## PROBLEM TO WORK ON
Look through the material below and count the lines with the string "ridge". Report only the count.

## RECORD EXCERPTS
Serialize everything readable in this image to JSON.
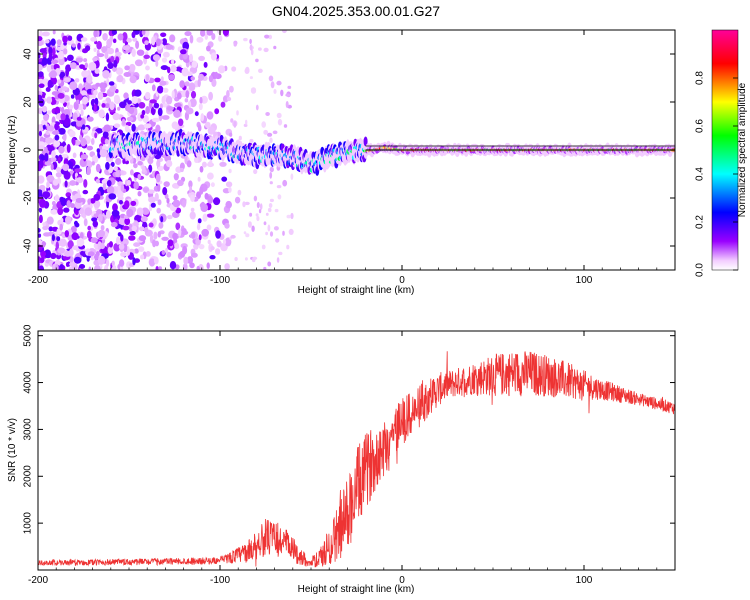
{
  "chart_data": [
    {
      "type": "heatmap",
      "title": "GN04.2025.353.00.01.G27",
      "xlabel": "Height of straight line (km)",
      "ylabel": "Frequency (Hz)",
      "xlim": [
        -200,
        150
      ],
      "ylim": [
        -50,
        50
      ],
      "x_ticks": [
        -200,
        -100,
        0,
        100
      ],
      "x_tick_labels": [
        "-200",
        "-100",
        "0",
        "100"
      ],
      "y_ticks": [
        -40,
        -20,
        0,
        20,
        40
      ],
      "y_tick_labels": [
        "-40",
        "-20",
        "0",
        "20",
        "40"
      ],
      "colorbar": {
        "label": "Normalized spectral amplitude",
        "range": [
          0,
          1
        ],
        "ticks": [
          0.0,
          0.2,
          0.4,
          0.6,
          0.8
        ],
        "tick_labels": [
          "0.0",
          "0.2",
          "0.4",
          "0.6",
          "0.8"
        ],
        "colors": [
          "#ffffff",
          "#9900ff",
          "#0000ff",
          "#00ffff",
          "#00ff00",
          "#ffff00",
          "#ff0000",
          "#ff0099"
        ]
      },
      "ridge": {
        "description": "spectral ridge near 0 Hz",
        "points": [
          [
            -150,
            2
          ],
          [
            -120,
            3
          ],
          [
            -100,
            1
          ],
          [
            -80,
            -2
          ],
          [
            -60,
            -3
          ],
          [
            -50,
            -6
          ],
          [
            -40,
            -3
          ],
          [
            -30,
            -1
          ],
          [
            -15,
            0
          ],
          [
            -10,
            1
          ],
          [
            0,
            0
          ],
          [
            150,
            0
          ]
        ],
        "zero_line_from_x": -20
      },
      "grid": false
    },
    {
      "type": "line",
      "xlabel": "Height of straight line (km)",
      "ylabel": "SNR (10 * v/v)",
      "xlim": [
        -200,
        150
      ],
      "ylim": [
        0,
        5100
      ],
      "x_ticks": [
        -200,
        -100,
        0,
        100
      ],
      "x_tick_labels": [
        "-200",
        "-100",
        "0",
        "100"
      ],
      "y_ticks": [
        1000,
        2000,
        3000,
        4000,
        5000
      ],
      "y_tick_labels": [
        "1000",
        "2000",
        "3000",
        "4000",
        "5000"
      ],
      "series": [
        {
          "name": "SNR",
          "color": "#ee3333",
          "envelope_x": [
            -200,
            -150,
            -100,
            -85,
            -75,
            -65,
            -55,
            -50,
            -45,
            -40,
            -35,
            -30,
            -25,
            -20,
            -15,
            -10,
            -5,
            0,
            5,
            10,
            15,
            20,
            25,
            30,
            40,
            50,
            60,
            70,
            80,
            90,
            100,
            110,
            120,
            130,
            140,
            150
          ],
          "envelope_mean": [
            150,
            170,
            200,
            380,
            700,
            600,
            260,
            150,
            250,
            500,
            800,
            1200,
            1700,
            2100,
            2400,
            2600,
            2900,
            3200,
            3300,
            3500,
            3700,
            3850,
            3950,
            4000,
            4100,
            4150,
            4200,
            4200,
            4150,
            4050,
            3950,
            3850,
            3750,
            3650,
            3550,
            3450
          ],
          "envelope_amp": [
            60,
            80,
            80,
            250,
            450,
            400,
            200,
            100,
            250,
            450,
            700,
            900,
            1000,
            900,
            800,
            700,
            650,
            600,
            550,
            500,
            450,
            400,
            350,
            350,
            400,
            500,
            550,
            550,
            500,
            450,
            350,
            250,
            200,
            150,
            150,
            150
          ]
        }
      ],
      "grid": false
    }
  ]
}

## FULL OUTPUT
2